■ CONSIGNES:
A. Résumez l'entretien sur l'art et le marché de l'art en deux phrases.
B. Recopiez sans rien changer le passage de l'entretien allant de « - On a l’impression » jusqu'à « été le cas ? ».

C’est au cours du XXe siècle que le regard de l’art et le regard sur l’art ont significativement changé.
Benjamin Olivennes revient, pour Lecteurs.com, aux origines de cette bascule de l’art en soi vers le marché de l’art, à la suite d’une grande conversation menée autour de son livre, L’Autre art contemporain (Grasset), dont nous avons déjà publié la première partie ici.
- On a l’impression que désormais l’art en soi ne suffit plus s’il ne « dit » pas quelque chose. D’où vient ce besoin d’un discours d’abord sur, puis incorporé dans l’art ?
Je crois que la plupart d’entre nous ne peuvent se passer de discours. Pendant longtemps, ce discours a été fondé sur la religion, et les artistes se sont dépassés eux-mêmes pour représenter le mieux possible une fuite en Égypte, une Nativité, une Annonciation. Il se trouve que le discours de notre époque est infiniment plus pauvre. Combien de fois avons-nous entendu d’une « œuvre » contemporaine que c’était « une réflexion sur la société de consommation » !
- L’art semble davantage se définir par sa valeur marchande ou spéculative. Mais au fond, cela n’a-t-il pas toujours été le cas ?
L’art a toujours été un bien de luxe. Une jolie montre coûte cher, un tableau peint par un orfèvre de son art coûte encore plus cher (en vous disant cela, je pense à Dürer, qui venait d’une famille d’orfèvres et qui se destinait à ce métier). Je n’ai pas d’opposition à cela. Mais ce qui s’est passé dans les années récentes est le passage de l’œuvre d’art qu’on paie cher parce qu’on la trouve belle, à l’oeuvre d’art qu’on paie cher parce qu’on veut la revendre encore plus cher ; de la valeur d’usage à la valeur d’échange ; du luxe à la spéculation.

■ EXTRAIT DES DONNÉES:
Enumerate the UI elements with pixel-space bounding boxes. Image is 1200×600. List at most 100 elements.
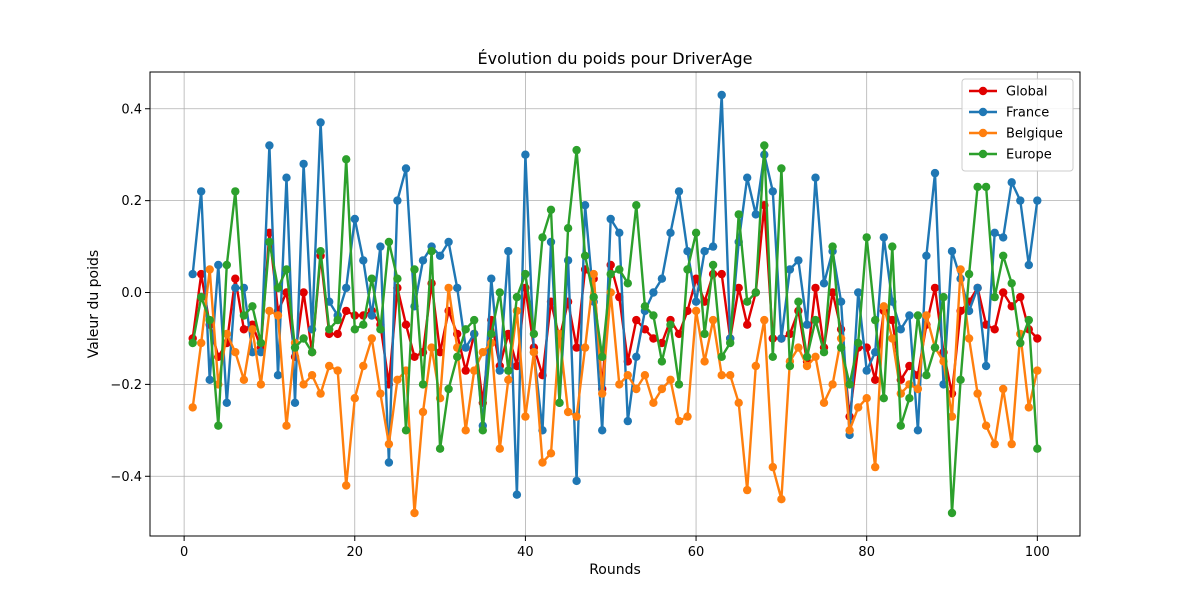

■ RÉPONSES:
A. Au cours du XXe siècle, le regard de l'art et le regard sur l'art ont changé, et Benjamin Olivennes revient, à propos de son livre L'Autre art contemporain, sur la bascule de l'art en soi vers le marché de l'art. Selon lui, le discours de notre époque, qui a pris la place de celui fondé sur la religion, est bien plus pauvre, et l'art, qui a toujours été un bien de luxe, est récemment passé de la valeur d'usage à la valeur d'échange, c'est-à-dire du luxe à la spéculation.

B.
- On a l’impression que désormais l’art en soi ne suffit plus s’il ne « dit » pas quelque chose. D’où vient ce besoin d’un discours d’abord sur, puis incorporé dans l’art ?
Je crois que la plupart d’entre nous ne peuvent se passer de discours. Pendant longtemps, ce discours a été fondé sur la religion, et les artistes se sont dépassés eux-mêmes pour représenter le mieux possible une fuite en Égypte, une Nativité, une Annonciation. Il se trouve que le discours de notre époque est infiniment plus pauvre. Combien de fois avons-nous entendu d’une « œuvre » contemporaine que c’était « une réflexion sur la société de consommation » !
- L’art semble davantage se définir par sa valeur marchande ou spéculative. Mais au fond, cela n’a-t-il pas toujours été le cas ?